[Record excerpts start]

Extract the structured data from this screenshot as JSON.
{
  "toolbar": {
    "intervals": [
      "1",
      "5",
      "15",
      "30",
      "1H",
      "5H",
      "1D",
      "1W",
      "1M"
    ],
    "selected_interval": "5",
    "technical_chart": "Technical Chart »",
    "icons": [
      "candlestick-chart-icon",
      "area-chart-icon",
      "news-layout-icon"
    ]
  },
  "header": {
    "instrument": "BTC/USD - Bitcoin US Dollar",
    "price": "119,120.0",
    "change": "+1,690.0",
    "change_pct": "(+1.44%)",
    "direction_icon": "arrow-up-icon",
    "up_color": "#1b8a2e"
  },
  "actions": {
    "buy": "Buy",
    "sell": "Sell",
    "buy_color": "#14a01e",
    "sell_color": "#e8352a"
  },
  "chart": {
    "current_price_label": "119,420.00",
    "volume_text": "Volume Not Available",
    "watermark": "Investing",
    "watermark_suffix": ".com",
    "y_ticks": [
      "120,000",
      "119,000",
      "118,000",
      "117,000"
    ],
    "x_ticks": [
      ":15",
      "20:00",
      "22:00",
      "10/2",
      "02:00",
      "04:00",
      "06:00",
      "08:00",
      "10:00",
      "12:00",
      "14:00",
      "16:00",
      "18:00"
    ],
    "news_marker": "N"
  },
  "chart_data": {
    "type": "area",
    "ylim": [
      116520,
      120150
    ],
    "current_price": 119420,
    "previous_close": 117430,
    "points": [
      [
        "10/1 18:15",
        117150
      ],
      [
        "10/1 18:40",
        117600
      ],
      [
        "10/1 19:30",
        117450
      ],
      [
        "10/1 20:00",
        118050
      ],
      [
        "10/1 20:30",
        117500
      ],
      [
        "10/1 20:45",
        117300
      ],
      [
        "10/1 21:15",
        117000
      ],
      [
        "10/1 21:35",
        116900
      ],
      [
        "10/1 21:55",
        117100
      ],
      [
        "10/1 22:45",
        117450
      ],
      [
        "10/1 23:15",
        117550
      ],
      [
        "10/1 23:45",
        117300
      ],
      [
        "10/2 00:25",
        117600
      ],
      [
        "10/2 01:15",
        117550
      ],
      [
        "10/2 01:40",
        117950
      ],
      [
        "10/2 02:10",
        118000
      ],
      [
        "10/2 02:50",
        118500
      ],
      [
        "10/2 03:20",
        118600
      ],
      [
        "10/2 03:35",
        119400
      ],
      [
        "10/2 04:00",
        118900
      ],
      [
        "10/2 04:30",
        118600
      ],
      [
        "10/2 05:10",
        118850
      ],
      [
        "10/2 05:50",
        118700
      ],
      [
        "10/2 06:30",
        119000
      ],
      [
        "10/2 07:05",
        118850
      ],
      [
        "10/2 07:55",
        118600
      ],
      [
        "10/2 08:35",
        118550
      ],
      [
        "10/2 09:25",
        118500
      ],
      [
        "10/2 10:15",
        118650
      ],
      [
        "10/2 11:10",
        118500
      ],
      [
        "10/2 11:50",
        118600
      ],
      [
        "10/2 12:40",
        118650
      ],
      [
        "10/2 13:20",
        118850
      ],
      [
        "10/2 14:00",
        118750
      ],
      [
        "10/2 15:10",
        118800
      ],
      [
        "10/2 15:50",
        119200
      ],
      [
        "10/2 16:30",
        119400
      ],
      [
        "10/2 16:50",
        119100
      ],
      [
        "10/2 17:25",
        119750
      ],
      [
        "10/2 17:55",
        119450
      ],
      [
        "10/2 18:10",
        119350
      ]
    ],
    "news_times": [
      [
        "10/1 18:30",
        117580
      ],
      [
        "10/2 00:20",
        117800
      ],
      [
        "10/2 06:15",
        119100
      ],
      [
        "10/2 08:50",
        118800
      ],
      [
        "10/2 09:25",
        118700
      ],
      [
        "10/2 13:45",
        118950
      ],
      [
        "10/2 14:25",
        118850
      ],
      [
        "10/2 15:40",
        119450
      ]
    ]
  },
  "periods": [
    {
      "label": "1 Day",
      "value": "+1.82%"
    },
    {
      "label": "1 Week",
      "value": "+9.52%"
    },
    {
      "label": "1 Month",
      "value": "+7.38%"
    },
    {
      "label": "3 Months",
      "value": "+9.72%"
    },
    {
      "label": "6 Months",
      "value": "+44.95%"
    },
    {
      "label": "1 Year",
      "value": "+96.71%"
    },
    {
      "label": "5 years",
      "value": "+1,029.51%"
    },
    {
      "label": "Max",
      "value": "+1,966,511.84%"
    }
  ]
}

[Record excerpts end]

Objective – Whenever "value" turns up in a line, pick that line out.

Final result –
      "value": "+1.82%"
      "value": "+9.52%"
      "value": "+7.38%"
      "value": "+9.72%"
      "value": "+44.95%"
      "value": "+96.71%"
      "value": "+1,029.51%"
      "value": "+1,966,511.84%"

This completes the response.